GIVEN DATA –
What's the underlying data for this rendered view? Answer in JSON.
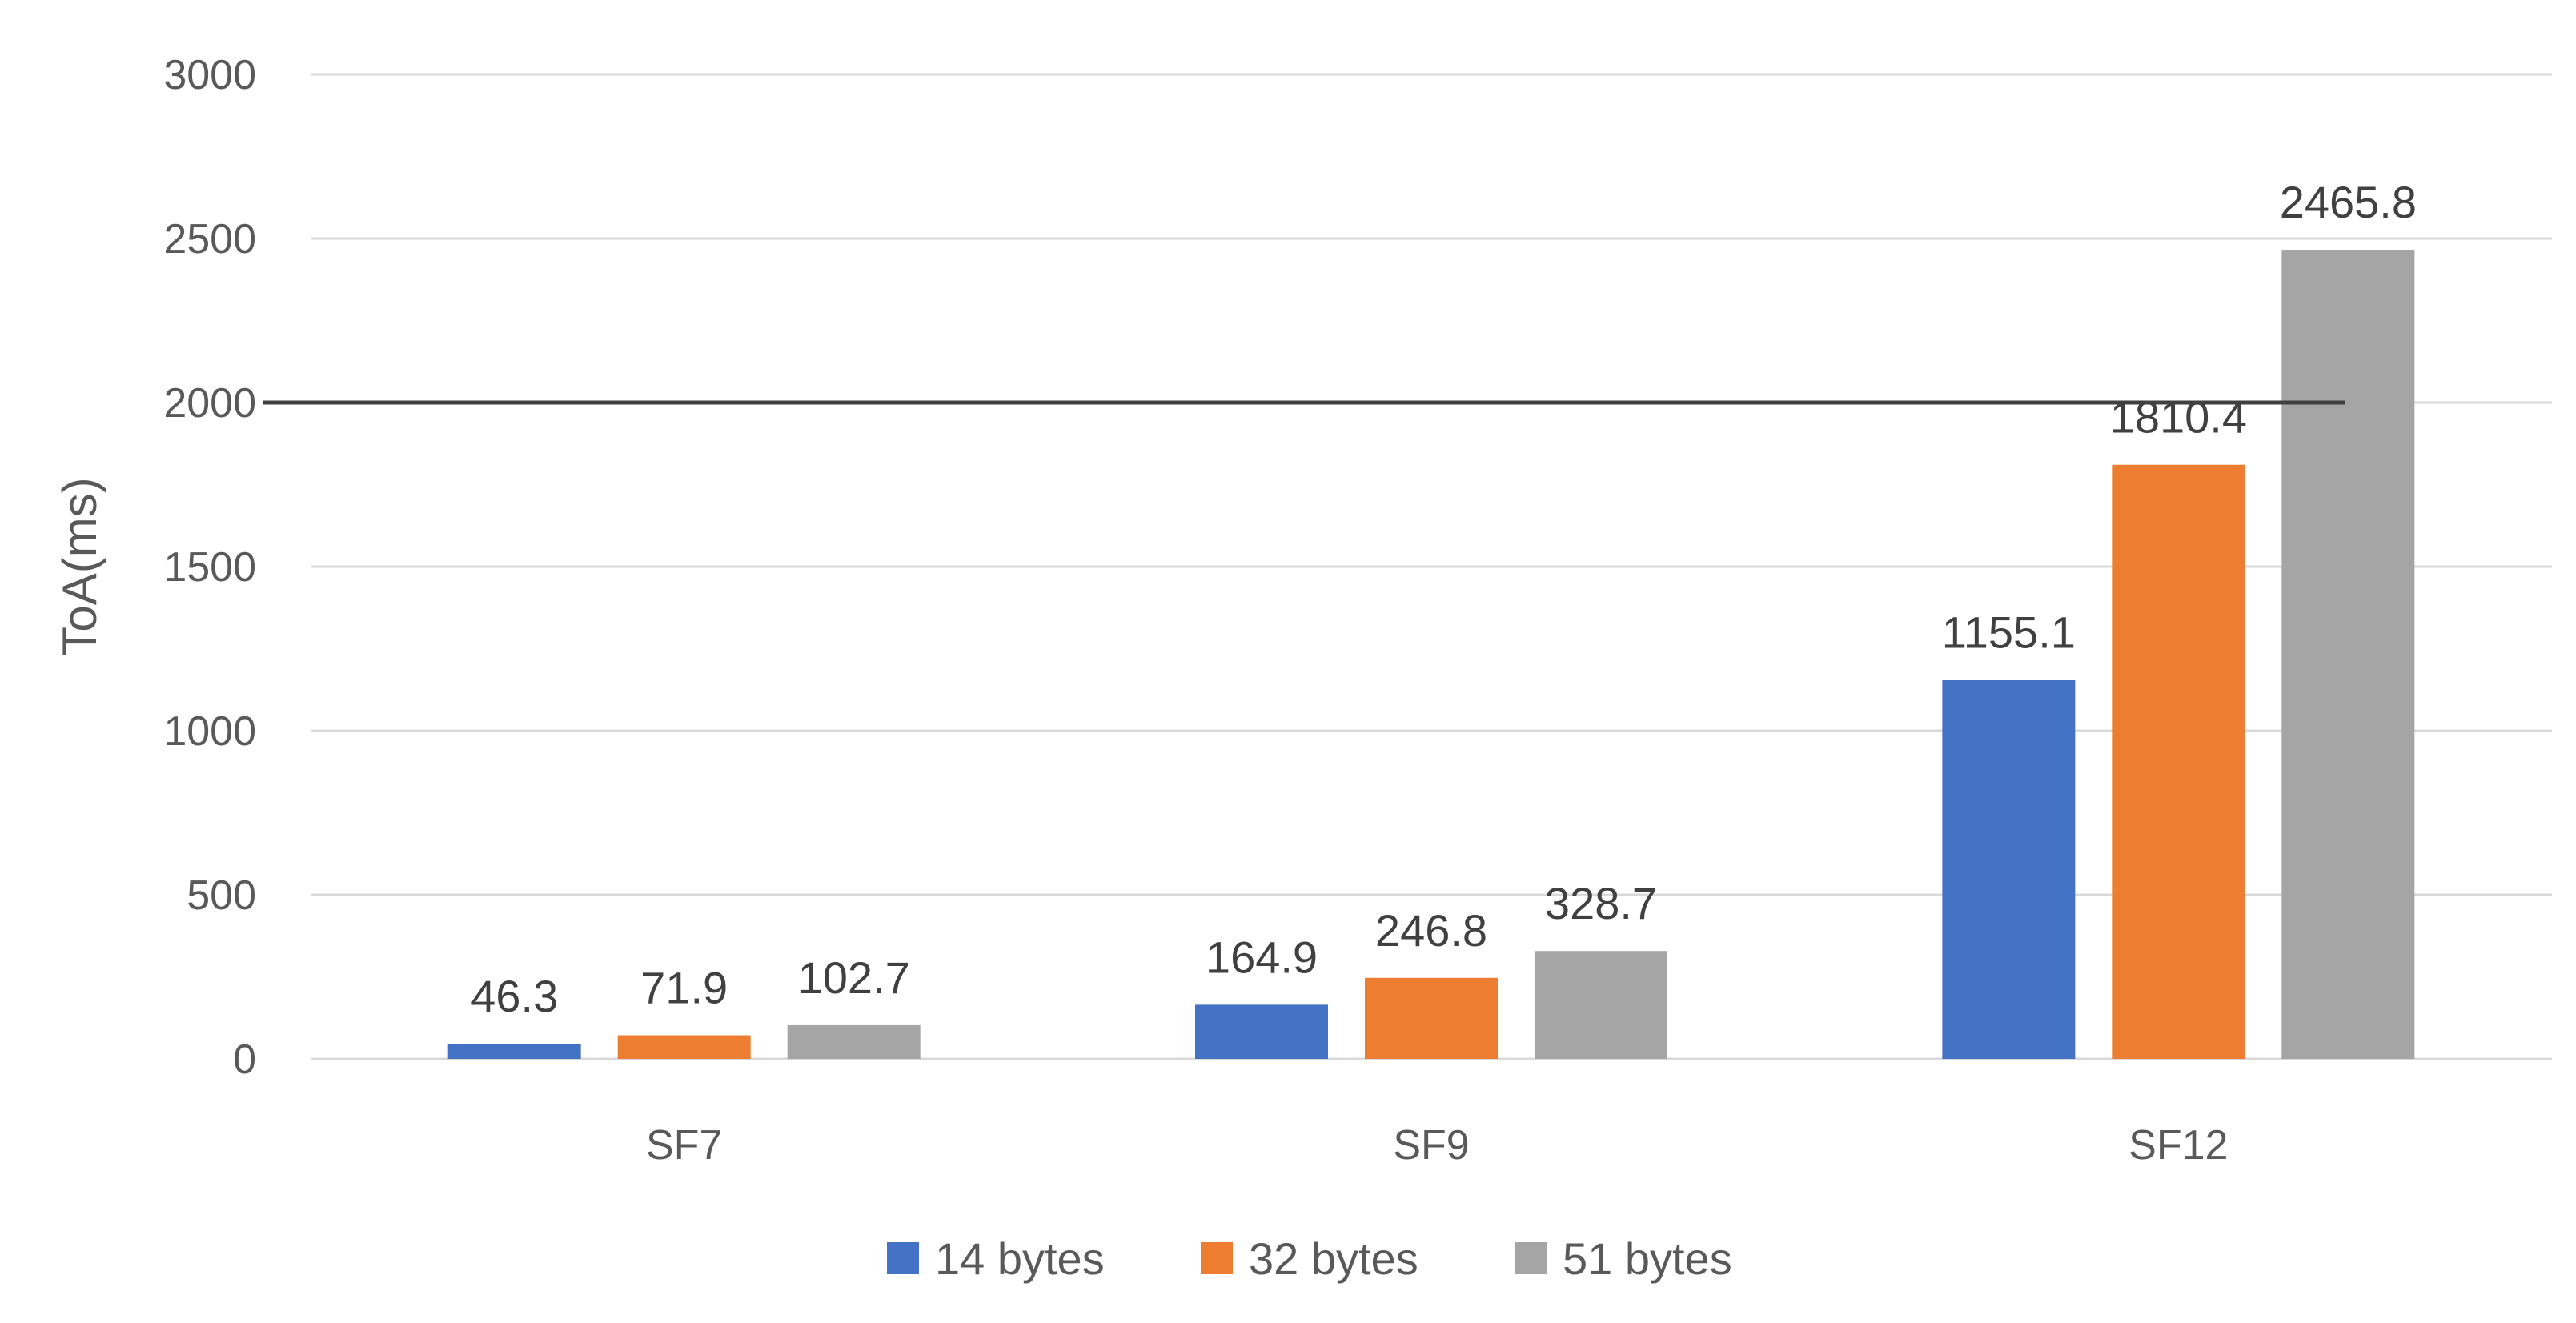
{
  "chart_data": {
    "type": "bar",
    "categories": [
      "SF7",
      "SF9",
      "SF12"
    ],
    "series": [
      {
        "name": "14 bytes",
        "values": [
          46.3,
          164.9,
          1155.1
        ],
        "color": "#4472C4"
      },
      {
        "name": "32 bytes",
        "values": [
          71.9,
          246.8,
          1810.4
        ],
        "color": "#ED7D31"
      },
      {
        "name": "51 bytes",
        "values": [
          102.7,
          328.7,
          2465.8
        ],
        "color": "#A5A5A5"
      }
    ],
    "data_labels": [
      [
        "46.3",
        "164.9",
        "1155.1"
      ],
      [
        "71.9",
        "246.8",
        "1810.4"
      ],
      [
        "102.7",
        "328.7",
        "2465.8"
      ]
    ],
    "ylabel": "ToA(ms)",
    "ylim": [
      0,
      3000
    ],
    "yticks": [
      0,
      500,
      1000,
      1500,
      2000,
      2500,
      3000
    ],
    "ytick_labels": [
      "0",
      "500",
      "1000",
      "1500",
      "2000",
      "2500",
      "3000"
    ],
    "reference_line": {
      "y": 2000,
      "color": "#404040"
    },
    "grid": true,
    "grid_color": "#D9D9D9",
    "legend_position": "bottom"
  }
}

WHAT IS EXPECTED – Make an exact copy of all entries above, dropping the images.

OUTPUT –
What's the underlying data for this rendered view? Answer in JSON.
{
  "chart_data": {
    "type": "bar",
    "categories": [
      "SF7",
      "SF9",
      "SF12"
    ],
    "series": [
      {
        "name": "14 bytes",
        "values": [
          46.3,
          164.9,
          1155.1
        ],
        "color": "#4472C4"
      },
      {
        "name": "32 bytes",
        "values": [
          71.9,
          246.8,
          1810.4
        ],
        "color": "#ED7D31"
      },
      {
        "name": "51 bytes",
        "values": [
          102.7,
          328.7,
          2465.8
        ],
        "color": "#A5A5A5"
      }
    ],
    "data_labels": [
      [
        "46.3",
        "164.9",
        "1155.1"
      ],
      [
        "71.9",
        "246.8",
        "1810.4"
      ],
      [
        "102.7",
        "328.7",
        "2465.8"
      ]
    ],
    "ylabel": "ToA(ms)",
    "ylim": [
      0,
      3000
    ],
    "yticks": [
      0,
      500,
      1000,
      1500,
      2000,
      2500,
      3000
    ],
    "ytick_labels": [
      "0",
      "500",
      "1000",
      "1500",
      "2000",
      "2500",
      "3000"
    ],
    "reference_line": {
      "y": 2000,
      "color": "#404040"
    },
    "grid": true,
    "grid_color": "#D9D9D9",
    "legend_position": "bottom"
  }
}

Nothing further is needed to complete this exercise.